Records that describe figures

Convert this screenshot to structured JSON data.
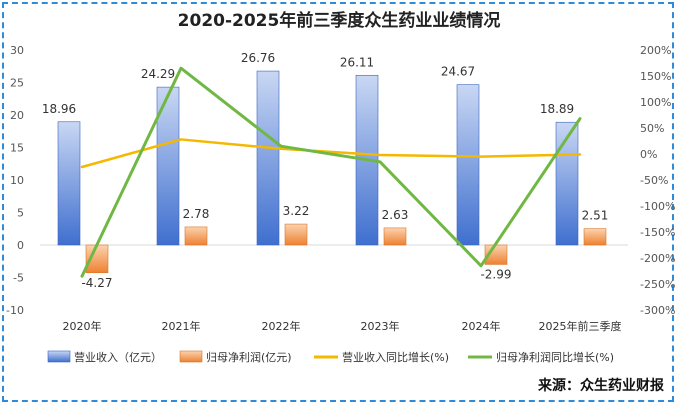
{
  "chart_data": {
    "type": "bar-line-combo",
    "title": "2020-2025年前三季度众生药业业绩情况",
    "categories": [
      "2020年",
      "2021年",
      "2022年",
      "2023年",
      "2024年",
      "2025年前三季度"
    ],
    "y_left": {
      "min": -10,
      "max": 30,
      "ticks": [
        "30",
        "25",
        "20",
        "15",
        "10",
        "5",
        "0",
        "-5",
        "-10"
      ]
    },
    "y_right": {
      "min": -300,
      "max": 200,
      "ticks": [
        "200%",
        "150%",
        "100%",
        "50%",
        "0%",
        "-50%",
        "-100%",
        "-150%",
        "-200%",
        "-250%",
        "-300%"
      ]
    },
    "series": [
      {
        "name": "营业收入（亿元）",
        "type": "bar",
        "axis": "left",
        "color": "#4a78d4",
        "values": [
          18.96,
          24.29,
          26.76,
          26.11,
          24.67,
          18.89
        ],
        "labels": [
          "18.96",
          "24.29",
          "26.76",
          "26.11",
          "24.67",
          "18.89"
        ]
      },
      {
        "name": "归母净利润(亿元)",
        "type": "bar",
        "axis": "left",
        "color": "#ef8a3c",
        "values": [
          -4.27,
          2.78,
          3.22,
          2.63,
          -2.99,
          2.51
        ],
        "labels": [
          "-4.27",
          "2.78",
          "3.22",
          "2.63",
          "-2.99",
          "2.51"
        ]
      },
      {
        "name": "营业收入同比增长(%)",
        "type": "line",
        "axis": "right",
        "color": "#f5b800",
        "values": [
          -25,
          28,
          10,
          -2,
          -5,
          -1
        ]
      },
      {
        "name": "归母净利润同比增长(%)",
        "type": "line",
        "axis": "right",
        "color": "#70b843",
        "values": [
          -235,
          165,
          15,
          -15,
          -215,
          68
        ]
      }
    ]
  },
  "source": "来源：众生药业财报"
}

Exercise aim ▸
Restate the data above word for word. Do not include the images.

Problem solution ▸
Convert this screenshot to structured JSON data.
{
  "chart_data": {
    "type": "bar-line-combo",
    "title": "2020-2025年前三季度众生药业业绩情况",
    "categories": [
      "2020年",
      "2021年",
      "2022年",
      "2023年",
      "2024年",
      "2025年前三季度"
    ],
    "y_left": {
      "min": -10,
      "max": 30,
      "ticks": [
        "30",
        "25",
        "20",
        "15",
        "10",
        "5",
        "0",
        "-5",
        "-10"
      ]
    },
    "y_right": {
      "min": -300,
      "max": 200,
      "ticks": [
        "200%",
        "150%",
        "100%",
        "50%",
        "0%",
        "-50%",
        "-100%",
        "-150%",
        "-200%",
        "-250%",
        "-300%"
      ]
    },
    "series": [
      {
        "name": "营业收入（亿元）",
        "type": "bar",
        "axis": "left",
        "color": "#4a78d4",
        "values": [
          18.96,
          24.29,
          26.76,
          26.11,
          24.67,
          18.89
        ],
        "labels": [
          "18.96",
          "24.29",
          "26.76",
          "26.11",
          "24.67",
          "18.89"
        ]
      },
      {
        "name": "归母净利润(亿元)",
        "type": "bar",
        "axis": "left",
        "color": "#ef8a3c",
        "values": [
          -4.27,
          2.78,
          3.22,
          2.63,
          -2.99,
          2.51
        ],
        "labels": [
          "-4.27",
          "2.78",
          "3.22",
          "2.63",
          "-2.99",
          "2.51"
        ]
      },
      {
        "name": "营业收入同比增长(%)",
        "type": "line",
        "axis": "right",
        "color": "#f5b800",
        "values": [
          -25,
          28,
          10,
          -2,
          -5,
          -1
        ]
      },
      {
        "name": "归母净利润同比增长(%)",
        "type": "line",
        "axis": "right",
        "color": "#70b843",
        "values": [
          -235,
          165,
          15,
          -15,
          -215,
          68
        ]
      }
    ]
  },
  "source": "来源：众生药业财报"
}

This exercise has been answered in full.